◆ Exercise brief ◆
Tally the lines that hold the word "name" and reply with that figure only.

◆ Data in this exercise ◆
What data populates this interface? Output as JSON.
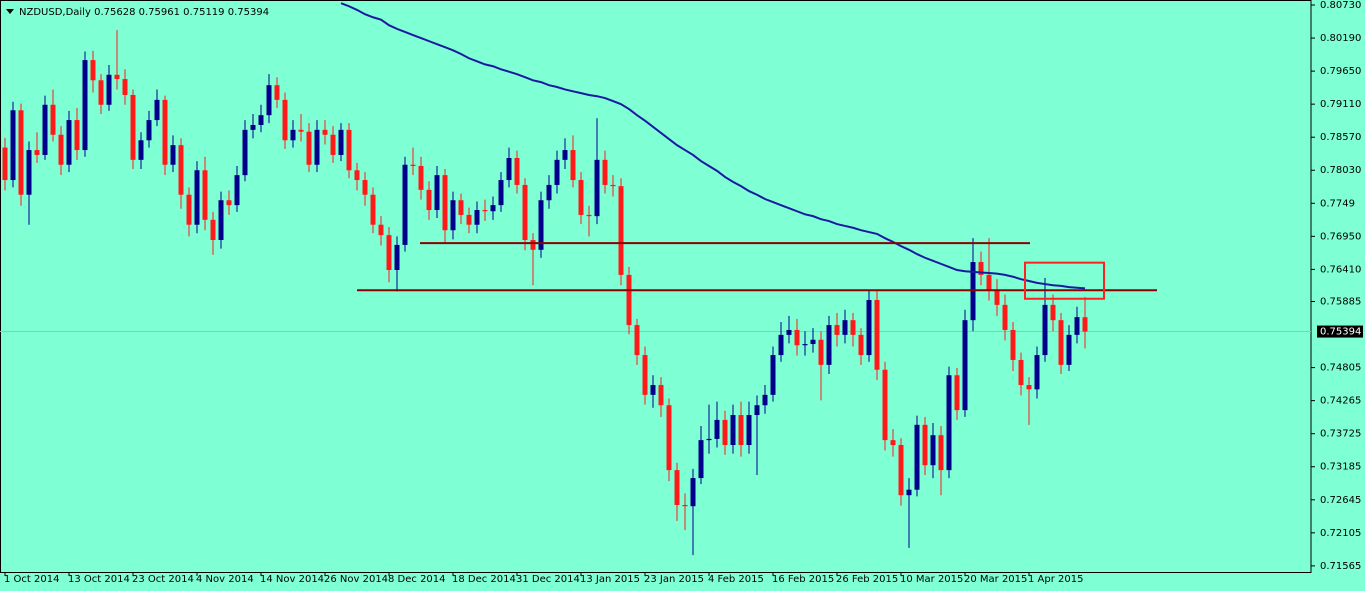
{
  "chart_data": {
    "type": "candlestick",
    "title": "NZDUSD,Daily",
    "background": "#7fffd4",
    "up_color": "#00008b",
    "down_color": "#ff1a1a",
    "categories": [
      "1 Oct 2014",
      null,
      null,
      null,
      null,
      null,
      null,
      null,
      "13 Oct 2014",
      null,
      null,
      null,
      null,
      null,
      null,
      null,
      "23 Oct 2014",
      null,
      null,
      null,
      null,
      null,
      null,
      null,
      "4 Nov 2014",
      null,
      null,
      null,
      null,
      null,
      null,
      null,
      "14 Nov 2014",
      null,
      null,
      null,
      null,
      null,
      null,
      null,
      "26 Nov 2014",
      null,
      null,
      null,
      null,
      null,
      null,
      null,
      "8 Dec 2014",
      null,
      null,
      null,
      null,
      null,
      null,
      null,
      "18 Dec 2014",
      null,
      null,
      null,
      null,
      null,
      null,
      null,
      "31 Dec 2014",
      null,
      null,
      null,
      null,
      null,
      null,
      null,
      "13 Jan 2015",
      null,
      null,
      null,
      null,
      null,
      null,
      null,
      "23 Jan 2015",
      null,
      null,
      null,
      null,
      null,
      null,
      null,
      "4 Feb 2015",
      null,
      null,
      null,
      null,
      null,
      null,
      null,
      "16 Feb 2015",
      null,
      null,
      null,
      null,
      null,
      null,
      null,
      "26 Feb 2015",
      null,
      null,
      null,
      null,
      null,
      null,
      null,
      "10 Mar 2015",
      null,
      null,
      null,
      null,
      null,
      null,
      null,
      "20 Mar 2015",
      null,
      null,
      null,
      null,
      null,
      null,
      null,
      "1 Apr 2015",
      null,
      null,
      null,
      null,
      null,
      null,
      null
    ],
    "open": [
      0.784,
      0.7787,
      0.7901,
      0.7763,
      0.7836,
      0.7828,
      0.791,
      0.7861,
      0.7812,
      0.7885,
      0.7836,
      0.7983,
      0.795,
      0.791,
      0.7959,
      0.7952,
      0.7926,
      0.782,
      0.7852,
      0.7885,
      0.7918,
      0.7812,
      0.7844,
      0.7763,
      0.7714,
      0.7803,
      0.7722,
      0.7689,
      0.7754,
      0.7746,
      0.7795,
      0.7869,
      0.7877,
      0.7893,
      0.7942,
      0.7918,
      0.7852,
      0.7869,
      0.7866,
      0.7812,
      0.7869,
      0.7861,
      0.7828,
      0.7869,
      0.7803,
      0.7787,
      0.7763,
      0.7714,
      0.7697,
      0.764,
      0.7681,
      0.7812,
      0.781,
      0.7771,
      0.7738,
      0.7795,
      0.7705,
      0.7754,
      0.773,
      0.7714,
      0.7738,
      0.7736,
      0.7746,
      0.7787,
      0.7823,
      0.7779,
      0.7689,
      0.7673,
      0.7754,
      0.7779,
      0.782,
      0.7836,
      0.7787,
      0.773,
      0.7728,
      0.782,
      0.7779,
      0.7777,
      0.7632,
      0.755,
      0.7501,
      0.7436,
      0.7452,
      0.7419,
      0.7313,
      0.7256,
      0.7254,
      0.73,
      0.7362,
      0.7364,
      0.7395,
      0.7354,
      0.7403,
      0.7354,
      0.7403,
      0.7419,
      0.7436,
      0.7501,
      0.7534,
      0.7542,
      0.7517,
      0.7519,
      0.7526,
      0.7485,
      0.755,
      0.7534,
      0.7558,
      0.7534,
      0.7501,
      0.7591,
      0.7477,
      0.7362,
      0.7354,
      0.7272,
      0.7281,
      0.7387,
      0.7321,
      0.737,
      0.7313,
      0.7468,
      0.7411,
      0.7558,
      0.7653,
      0.7632,
      0.7607,
      0.7583,
      0.7542,
      0.7493,
      0.7452,
      0.7445,
      0.7501,
      0.7583,
      0.7558,
      0.7485,
      0.7534,
      0.75628
    ],
    "high": [
      0.7856,
      0.7915,
      0.7912,
      0.785,
      0.7865,
      0.7925,
      0.7935,
      0.7875,
      0.79,
      0.7905,
      0.7997,
      0.7998,
      0.796,
      0.7975,
      0.8032,
      0.7968,
      0.7935,
      0.7865,
      0.79,
      0.7935,
      0.7925,
      0.786,
      0.7855,
      0.7775,
      0.7818,
      0.7825,
      0.7735,
      0.7768,
      0.777,
      0.781,
      0.7885,
      0.7895,
      0.791,
      0.796,
      0.7955,
      0.793,
      0.7885,
      0.7895,
      0.788,
      0.7885,
      0.7885,
      0.7875,
      0.788,
      0.788,
      0.7815,
      0.78,
      0.7775,
      0.7728,
      0.771,
      0.7695,
      0.7825,
      0.784,
      0.7825,
      0.7785,
      0.781,
      0.7805,
      0.7768,
      0.7765,
      0.7742,
      0.7752,
      0.7755,
      0.776,
      0.78,
      0.784,
      0.7835,
      0.779,
      0.77,
      0.7768,
      0.7795,
      0.7835,
      0.7855,
      0.786,
      0.78,
      0.7745,
      0.7888,
      0.7835,
      0.7795,
      0.779,
      0.7645,
      0.756,
      0.7515,
      0.7468,
      0.7465,
      0.743,
      0.7325,
      0.7275,
      0.7315,
      0.7385,
      0.742,
      0.7425,
      0.741,
      0.742,
      0.7425,
      0.7425,
      0.7435,
      0.7452,
      0.7515,
      0.7555,
      0.7565,
      0.756,
      0.754,
      0.7545,
      0.754,
      0.7565,
      0.757,
      0.7575,
      0.757,
      0.7545,
      0.7607,
      0.7605,
      0.749,
      0.738,
      0.7365,
      0.73,
      0.7402,
      0.74,
      0.739,
      0.7385,
      0.7482,
      0.748,
      0.7575,
      0.7692,
      0.767,
      0.7692,
      0.7625,
      0.76,
      0.7555,
      0.7505,
      0.7465,
      0.7515,
      0.7627,
      0.76,
      0.757,
      0.755,
      0.758,
      0.75961
    ],
    "low": [
      0.777,
      0.7775,
      0.7745,
      0.7714,
      0.7815,
      0.782,
      0.785,
      0.7795,
      0.78,
      0.782,
      0.7825,
      0.793,
      0.7895,
      0.79,
      0.7935,
      0.791,
      0.7805,
      0.7805,
      0.784,
      0.7875,
      0.7795,
      0.78,
      0.774,
      0.7695,
      0.77,
      0.7705,
      0.7665,
      0.7675,
      0.773,
      0.7735,
      0.7785,
      0.7855,
      0.7865,
      0.788,
      0.7905,
      0.7838,
      0.784,
      0.785,
      0.78,
      0.78,
      0.7845,
      0.7815,
      0.7818,
      0.779,
      0.777,
      0.7745,
      0.77,
      0.768,
      0.762,
      0.7605,
      0.767,
      0.7795,
      0.7755,
      0.7722,
      0.7725,
      0.7685,
      0.769,
      0.7715,
      0.77,
      0.77,
      0.772,
      0.7722,
      0.7735,
      0.7775,
      0.7765,
      0.7672,
      0.7615,
      0.766,
      0.774,
      0.7765,
      0.7805,
      0.7775,
      0.7715,
      0.7695,
      0.7715,
      0.7765,
      0.776,
      0.7615,
      0.7535,
      0.7485,
      0.742,
      0.7415,
      0.74,
      0.7295,
      0.723,
      0.7215,
      0.7174,
      0.729,
      0.734,
      0.735,
      0.7338,
      0.734,
      0.7335,
      0.734,
      0.7305,
      0.7405,
      0.7425,
      0.749,
      0.752,
      0.75,
      0.75,
      0.7505,
      0.7427,
      0.747,
      0.7515,
      0.752,
      0.7515,
      0.7485,
      0.749,
      0.746,
      0.7345,
      0.7335,
      0.7255,
      0.7186,
      0.727,
      0.7305,
      0.73,
      0.7272,
      0.73,
      0.7395,
      0.74,
      0.754,
      0.7615,
      0.759,
      0.7565,
      0.7525,
      0.7475,
      0.7435,
      0.7387,
      0.743,
      0.749,
      0.754,
      0.747,
      0.7475,
      0.752,
      0.75119
    ],
    "close": [
      0.7787,
      0.7901,
      0.7763,
      0.7836,
      0.7828,
      0.791,
      0.7861,
      0.7812,
      0.7885,
      0.7836,
      0.7983,
      0.795,
      0.791,
      0.7959,
      0.7952,
      0.7926,
      0.782,
      0.7852,
      0.7885,
      0.7918,
      0.7812,
      0.7844,
      0.7763,
      0.7714,
      0.7803,
      0.7722,
      0.7689,
      0.7754,
      0.7746,
      0.7795,
      0.7869,
      0.7877,
      0.7893,
      0.7942,
      0.7918,
      0.7852,
      0.7869,
      0.7866,
      0.7812,
      0.7869,
      0.7861,
      0.7828,
      0.7869,
      0.7803,
      0.7787,
      0.7763,
      0.7714,
      0.7697,
      0.764,
      0.7681,
      0.7812,
      0.781,
      0.7771,
      0.7738,
      0.7795,
      0.7705,
      0.7754,
      0.773,
      0.7714,
      0.7738,
      0.7736,
      0.7746,
      0.7787,
      0.7823,
      0.7779,
      0.7689,
      0.7673,
      0.7754,
      0.7779,
      0.782,
      0.7836,
      0.7787,
      0.773,
      0.7728,
      0.782,
      0.7779,
      0.7777,
      0.7632,
      0.755,
      0.7501,
      0.7436,
      0.7452,
      0.7419,
      0.7313,
      0.7256,
      0.7254,
      0.73,
      0.7362,
      0.7364,
      0.7395,
      0.7354,
      0.7403,
      0.7354,
      0.7403,
      0.7419,
      0.7436,
      0.7501,
      0.7534,
      0.7542,
      0.7517,
      0.7519,
      0.7526,
      0.7485,
      0.755,
      0.7534,
      0.7558,
      0.7534,
      0.7501,
      0.7591,
      0.7477,
      0.7362,
      0.7354,
      0.7272,
      0.7281,
      0.7387,
      0.7321,
      0.737,
      0.7313,
      0.7468,
      0.7411,
      0.7558,
      0.7653,
      0.7632,
      0.7607,
      0.7583,
      0.7542,
      0.7493,
      0.7452,
      0.7445,
      0.7501,
      0.7583,
      0.7558,
      0.7485,
      0.7534,
      0.7563,
      0.75394
    ],
    "moving_average": {
      "color": "#1a1aa0",
      "values": [
        null,
        null,
        null,
        null,
        null,
        null,
        null,
        null,
        null,
        null,
        null,
        null,
        null,
        null,
        null,
        null,
        null,
        null,
        null,
        null,
        null,
        null,
        null,
        null,
        null,
        null,
        null,
        null,
        null,
        null,
        null,
        null,
        null,
        null,
        null,
        null,
        null,
        null,
        null,
        null,
        null,
        null,
        0.8076,
        0.8071,
        0.8065,
        0.8058,
        0.8053,
        0.8049,
        0.804,
        0.8034,
        0.8029,
        0.8024,
        0.8019,
        0.8014,
        0.8009,
        0.8004,
        0.7999,
        0.7993,
        0.7986,
        0.7981,
        0.7976,
        0.7973,
        0.7968,
        0.7964,
        0.796,
        0.7955,
        0.795,
        0.7947,
        0.7942,
        0.7939,
        0.7935,
        0.7932,
        0.7929,
        0.7926,
        0.7924,
        0.7921,
        0.7916,
        0.7911,
        0.7903,
        0.7893,
        0.7884,
        0.7874,
        0.7864,
        0.7854,
        0.7844,
        0.7836,
        0.7828,
        0.7818,
        0.781,
        0.7802,
        0.7792,
        0.7784,
        0.7777,
        0.7769,
        0.7763,
        0.7756,
        0.7751,
        0.7746,
        0.7741,
        0.7736,
        0.7731,
        0.7728,
        0.7723,
        0.772,
        0.7715,
        0.7712,
        0.7709,
        0.7705,
        0.7702,
        0.7699,
        0.7692,
        0.7686,
        0.7679,
        0.7673,
        0.7666,
        0.766,
        0.7655,
        0.765,
        0.7645,
        0.764,
        0.7638,
        0.7637,
        0.7636,
        0.7635,
        0.7634,
        0.7632,
        0.7629,
        0.7625,
        0.7622,
        0.7619,
        0.7617,
        0.7615,
        0.7614,
        0.7612,
        0.7611,
        0.761
      ]
    },
    "levels": [
      {
        "value": 0.7684,
        "color": "#8b0000"
      },
      {
        "value": 0.7607,
        "color": "#8b0000"
      }
    ],
    "zone": {
      "ylim": [
        0.7593,
        0.7652
      ],
      "color": "#ff2020"
    },
    "current_price_color": "#e8a0a8",
    "ylim": [
      0.71465,
      0.80812
    ],
    "yticks": [
      {
        "value": 0.8073,
        "label": "0.80730"
      },
      {
        "value": 0.8019,
        "label": "0.80190"
      },
      {
        "value": 0.7965,
        "label": "0.79650"
      },
      {
        "value": 0.7911,
        "label": "0.79110"
      },
      {
        "value": 0.7857,
        "label": "0.78570"
      },
      {
        "value": 0.7803,
        "label": "0.78030"
      },
      0.7749,
      {
        "value": 0.7695,
        "label": "0.76950"
      },
      {
        "value": 0.7641,
        "label": "0.76410"
      },
      0.75885,
      0.74805,
      0.74265,
      0.73725,
      0.73185,
      0.72645,
      0.72105,
      0.71565
    ]
  }
}
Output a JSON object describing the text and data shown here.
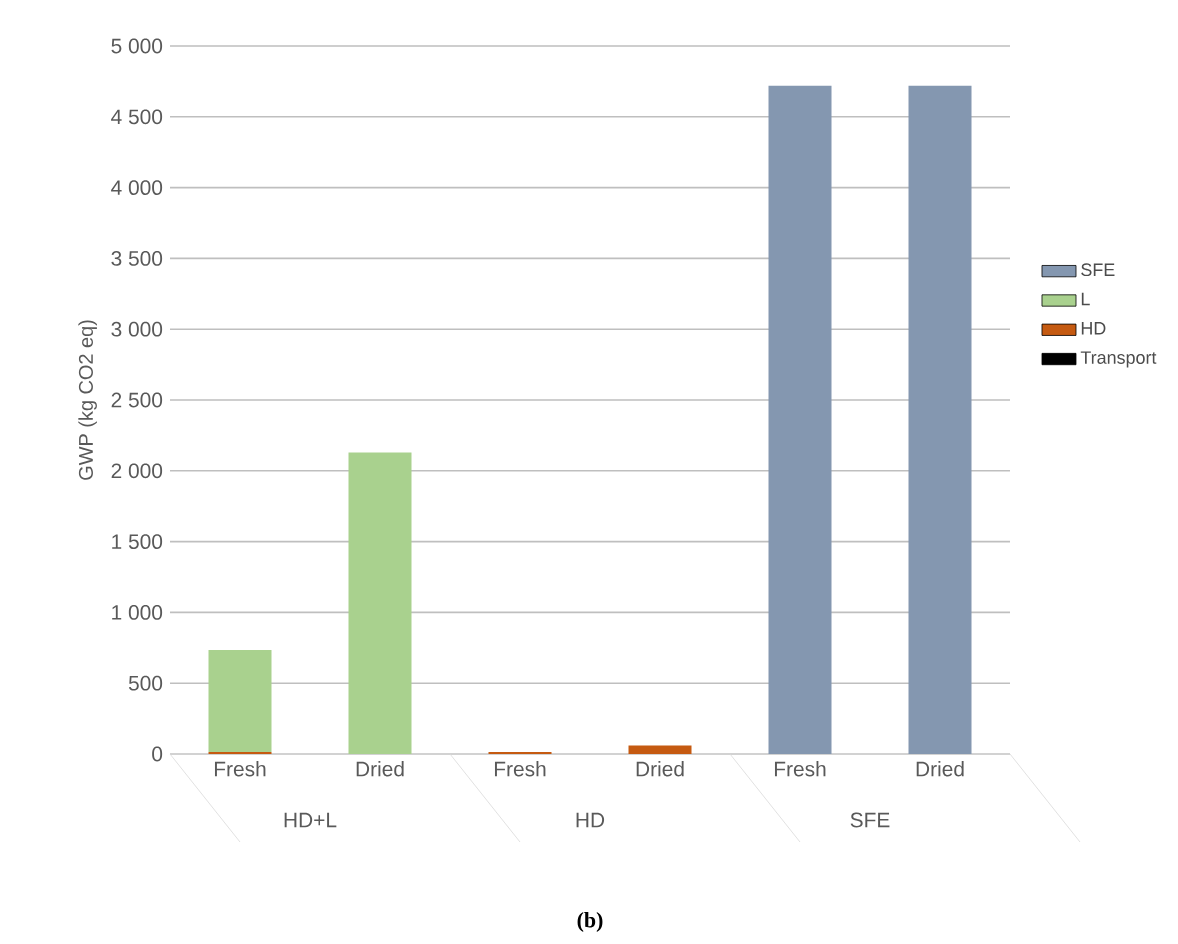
{
  "chart_data": {
    "type": "bar",
    "stacked": true,
    "ylabel": "GWP (kg CO2 eq)",
    "categories": [
      "Fresh",
      "Dried",
      "Fresh",
      "Dried",
      "Fresh",
      "Dried"
    ],
    "series": [
      {
        "name": "Transport",
        "color": "#000000",
        "values": [
          null,
          null,
          null,
          null,
          null,
          null
        ]
      },
      {
        "name": "HD",
        "color": "#c55a11",
        "values": [
          15,
          null,
          15,
          60,
          null,
          null
        ]
      },
      {
        "name": "L",
        "color": "#a9d18e",
        "values": [
          720,
          2130,
          null,
          null,
          null,
          null
        ]
      },
      {
        "name": "SFE",
        "color": "#8497b0",
        "values": [
          null,
          null,
          null,
          null,
          4720,
          4720
        ]
      }
    ],
    "ylim": [
      0,
      5000
    ],
    "yticks": [
      0,
      500,
      {
        "value": 1000,
        "label": "1 000"
      },
      {
        "value": 1500,
        "label": "1 500"
      },
      {
        "value": 2000,
        "label": "2 000"
      },
      {
        "value": 2500,
        "label": "2 500"
      },
      {
        "value": 3000,
        "label": "3 000"
      },
      {
        "value": 3500,
        "label": "3 500"
      },
      {
        "value": 4000,
        "label": "4 000"
      },
      {
        "value": 4500,
        "label": "4 500"
      },
      {
        "value": 5000,
        "label": "5 000"
      }
    ],
    "grid": "y",
    "legend": "right",
    "annotations": [
      "HD+L",
      "HD",
      "SFE",
      "(b)"
    ]
  }
}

◆ Response to the exercise ◆
4